Find every line in the records that holds the string "parts". Copy each one.

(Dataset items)
>> START

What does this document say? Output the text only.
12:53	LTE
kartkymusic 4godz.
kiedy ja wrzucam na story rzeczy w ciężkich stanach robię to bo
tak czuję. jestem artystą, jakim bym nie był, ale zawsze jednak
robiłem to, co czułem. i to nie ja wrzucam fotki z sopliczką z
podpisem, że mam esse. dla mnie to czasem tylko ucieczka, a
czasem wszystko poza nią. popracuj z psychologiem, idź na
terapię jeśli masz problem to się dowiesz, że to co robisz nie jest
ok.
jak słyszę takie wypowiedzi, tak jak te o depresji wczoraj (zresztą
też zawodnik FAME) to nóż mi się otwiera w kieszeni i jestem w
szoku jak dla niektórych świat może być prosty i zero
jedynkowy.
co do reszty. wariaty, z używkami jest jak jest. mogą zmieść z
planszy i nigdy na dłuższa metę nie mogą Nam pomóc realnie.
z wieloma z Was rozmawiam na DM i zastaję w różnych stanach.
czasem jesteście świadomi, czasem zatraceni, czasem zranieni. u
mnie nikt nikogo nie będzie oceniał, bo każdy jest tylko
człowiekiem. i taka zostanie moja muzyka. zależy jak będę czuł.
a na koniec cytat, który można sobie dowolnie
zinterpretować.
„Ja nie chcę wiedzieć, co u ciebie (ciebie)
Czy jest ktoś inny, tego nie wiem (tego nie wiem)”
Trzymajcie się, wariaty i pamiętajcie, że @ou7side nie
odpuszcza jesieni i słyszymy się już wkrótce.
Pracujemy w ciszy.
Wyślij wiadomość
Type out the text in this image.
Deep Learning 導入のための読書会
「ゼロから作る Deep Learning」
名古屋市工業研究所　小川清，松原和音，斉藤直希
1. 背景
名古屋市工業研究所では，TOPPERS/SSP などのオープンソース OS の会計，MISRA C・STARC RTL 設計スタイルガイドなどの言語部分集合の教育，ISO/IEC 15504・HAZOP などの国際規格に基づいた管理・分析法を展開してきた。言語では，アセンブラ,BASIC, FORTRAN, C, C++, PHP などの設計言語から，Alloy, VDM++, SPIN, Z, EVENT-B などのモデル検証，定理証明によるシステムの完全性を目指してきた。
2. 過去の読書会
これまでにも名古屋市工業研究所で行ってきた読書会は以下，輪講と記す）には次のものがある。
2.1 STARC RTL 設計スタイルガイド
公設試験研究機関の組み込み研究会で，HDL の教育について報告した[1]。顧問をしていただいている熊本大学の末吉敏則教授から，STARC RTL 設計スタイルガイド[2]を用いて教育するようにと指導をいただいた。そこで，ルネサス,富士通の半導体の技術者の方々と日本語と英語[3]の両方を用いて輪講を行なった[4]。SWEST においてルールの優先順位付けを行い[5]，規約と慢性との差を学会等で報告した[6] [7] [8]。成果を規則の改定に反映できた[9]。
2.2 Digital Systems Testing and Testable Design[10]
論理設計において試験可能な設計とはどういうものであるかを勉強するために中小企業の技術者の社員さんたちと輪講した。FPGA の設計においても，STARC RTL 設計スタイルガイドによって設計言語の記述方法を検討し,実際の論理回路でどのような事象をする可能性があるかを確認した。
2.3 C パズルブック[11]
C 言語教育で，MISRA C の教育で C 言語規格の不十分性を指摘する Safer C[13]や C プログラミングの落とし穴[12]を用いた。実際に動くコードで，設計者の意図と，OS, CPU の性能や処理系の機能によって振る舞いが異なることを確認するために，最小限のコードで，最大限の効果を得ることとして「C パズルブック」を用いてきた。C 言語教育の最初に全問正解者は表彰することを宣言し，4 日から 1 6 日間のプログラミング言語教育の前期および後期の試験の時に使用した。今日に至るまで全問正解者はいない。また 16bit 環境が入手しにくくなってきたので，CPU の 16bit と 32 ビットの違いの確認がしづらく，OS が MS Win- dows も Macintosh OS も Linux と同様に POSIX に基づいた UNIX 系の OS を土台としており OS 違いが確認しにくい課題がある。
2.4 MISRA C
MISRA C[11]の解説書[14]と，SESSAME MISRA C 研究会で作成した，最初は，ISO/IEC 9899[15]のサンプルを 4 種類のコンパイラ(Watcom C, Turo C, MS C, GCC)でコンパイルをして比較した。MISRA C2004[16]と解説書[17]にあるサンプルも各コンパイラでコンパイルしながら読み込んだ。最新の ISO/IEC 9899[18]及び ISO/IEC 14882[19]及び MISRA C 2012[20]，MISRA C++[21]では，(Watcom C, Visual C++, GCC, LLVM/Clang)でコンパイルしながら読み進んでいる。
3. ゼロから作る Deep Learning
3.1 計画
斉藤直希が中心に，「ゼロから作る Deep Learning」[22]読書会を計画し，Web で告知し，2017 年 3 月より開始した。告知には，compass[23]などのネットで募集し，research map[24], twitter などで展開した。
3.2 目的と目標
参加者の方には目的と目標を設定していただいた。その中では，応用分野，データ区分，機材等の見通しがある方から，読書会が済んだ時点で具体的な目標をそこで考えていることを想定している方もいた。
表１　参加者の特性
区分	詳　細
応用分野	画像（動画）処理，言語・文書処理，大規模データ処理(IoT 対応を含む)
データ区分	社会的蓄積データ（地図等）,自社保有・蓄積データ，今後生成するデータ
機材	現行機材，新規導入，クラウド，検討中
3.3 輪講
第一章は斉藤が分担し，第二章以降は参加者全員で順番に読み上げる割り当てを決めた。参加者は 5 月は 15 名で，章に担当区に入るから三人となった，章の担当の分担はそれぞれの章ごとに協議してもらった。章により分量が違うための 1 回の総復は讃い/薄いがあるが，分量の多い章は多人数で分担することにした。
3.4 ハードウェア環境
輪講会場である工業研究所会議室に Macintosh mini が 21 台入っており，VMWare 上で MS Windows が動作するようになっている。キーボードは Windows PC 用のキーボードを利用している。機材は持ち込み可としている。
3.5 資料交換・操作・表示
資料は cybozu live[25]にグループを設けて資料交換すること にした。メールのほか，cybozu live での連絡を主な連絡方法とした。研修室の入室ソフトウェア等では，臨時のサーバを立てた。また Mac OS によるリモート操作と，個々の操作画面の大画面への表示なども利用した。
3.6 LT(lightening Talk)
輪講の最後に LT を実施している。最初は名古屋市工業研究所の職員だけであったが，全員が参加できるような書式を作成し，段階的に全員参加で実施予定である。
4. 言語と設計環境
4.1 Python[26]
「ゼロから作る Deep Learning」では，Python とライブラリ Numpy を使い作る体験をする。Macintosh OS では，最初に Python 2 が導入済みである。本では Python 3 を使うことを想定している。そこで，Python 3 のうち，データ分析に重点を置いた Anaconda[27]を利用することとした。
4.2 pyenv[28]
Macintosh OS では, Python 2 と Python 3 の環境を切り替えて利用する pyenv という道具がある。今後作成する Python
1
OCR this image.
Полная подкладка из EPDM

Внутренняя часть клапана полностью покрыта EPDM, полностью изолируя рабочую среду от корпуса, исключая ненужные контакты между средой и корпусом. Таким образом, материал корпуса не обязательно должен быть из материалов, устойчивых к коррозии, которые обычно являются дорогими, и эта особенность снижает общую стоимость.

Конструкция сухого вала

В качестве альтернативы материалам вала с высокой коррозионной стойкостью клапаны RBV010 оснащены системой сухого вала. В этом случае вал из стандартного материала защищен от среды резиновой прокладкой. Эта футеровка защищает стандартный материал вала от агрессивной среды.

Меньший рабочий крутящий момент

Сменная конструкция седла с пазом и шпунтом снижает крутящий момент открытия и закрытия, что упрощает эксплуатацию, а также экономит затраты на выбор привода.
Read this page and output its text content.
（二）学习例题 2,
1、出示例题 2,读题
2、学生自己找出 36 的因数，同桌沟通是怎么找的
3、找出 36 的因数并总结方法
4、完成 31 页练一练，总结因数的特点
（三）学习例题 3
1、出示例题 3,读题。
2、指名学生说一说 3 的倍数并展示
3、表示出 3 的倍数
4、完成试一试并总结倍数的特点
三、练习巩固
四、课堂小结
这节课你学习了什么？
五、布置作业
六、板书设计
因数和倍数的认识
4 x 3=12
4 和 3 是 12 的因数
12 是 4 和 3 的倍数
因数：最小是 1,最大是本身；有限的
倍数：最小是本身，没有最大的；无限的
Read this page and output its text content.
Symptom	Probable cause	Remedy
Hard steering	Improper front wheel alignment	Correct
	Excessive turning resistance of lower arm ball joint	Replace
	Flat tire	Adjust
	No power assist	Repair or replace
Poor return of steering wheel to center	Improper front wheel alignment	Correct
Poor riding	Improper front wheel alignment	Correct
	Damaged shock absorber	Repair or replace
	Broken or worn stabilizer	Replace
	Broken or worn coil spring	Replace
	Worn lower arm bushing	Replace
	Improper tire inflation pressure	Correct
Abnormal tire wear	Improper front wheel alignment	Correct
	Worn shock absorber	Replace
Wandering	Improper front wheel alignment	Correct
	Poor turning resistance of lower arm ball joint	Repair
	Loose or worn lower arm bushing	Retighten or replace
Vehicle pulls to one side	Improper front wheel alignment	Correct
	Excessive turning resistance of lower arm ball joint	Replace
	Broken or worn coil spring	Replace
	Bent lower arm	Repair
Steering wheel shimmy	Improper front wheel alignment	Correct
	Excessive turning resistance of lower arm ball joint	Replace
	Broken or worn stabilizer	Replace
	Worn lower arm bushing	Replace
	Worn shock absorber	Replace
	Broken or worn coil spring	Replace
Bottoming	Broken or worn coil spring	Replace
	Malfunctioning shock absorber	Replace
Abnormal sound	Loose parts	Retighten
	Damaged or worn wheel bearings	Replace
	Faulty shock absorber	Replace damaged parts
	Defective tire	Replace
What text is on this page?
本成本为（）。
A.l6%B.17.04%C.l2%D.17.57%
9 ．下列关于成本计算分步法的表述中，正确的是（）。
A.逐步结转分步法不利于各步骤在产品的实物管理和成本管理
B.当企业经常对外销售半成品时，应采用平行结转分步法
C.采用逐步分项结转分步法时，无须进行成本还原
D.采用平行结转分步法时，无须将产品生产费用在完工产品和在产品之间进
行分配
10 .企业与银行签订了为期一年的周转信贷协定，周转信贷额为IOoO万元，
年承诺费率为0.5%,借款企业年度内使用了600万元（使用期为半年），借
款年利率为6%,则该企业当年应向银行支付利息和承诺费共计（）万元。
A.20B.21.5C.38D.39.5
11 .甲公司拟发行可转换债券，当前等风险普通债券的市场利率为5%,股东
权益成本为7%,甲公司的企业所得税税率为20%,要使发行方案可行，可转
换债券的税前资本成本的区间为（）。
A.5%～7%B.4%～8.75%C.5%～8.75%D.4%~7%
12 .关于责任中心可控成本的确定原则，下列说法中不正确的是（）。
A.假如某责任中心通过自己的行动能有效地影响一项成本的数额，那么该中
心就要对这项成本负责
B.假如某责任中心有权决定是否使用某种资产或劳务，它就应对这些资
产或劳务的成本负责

>> END

_WRITTEN SOLUTION_:
Abnormal sound	Loose parts	Retighten
	Faulty shock absorber	Replace damaged parts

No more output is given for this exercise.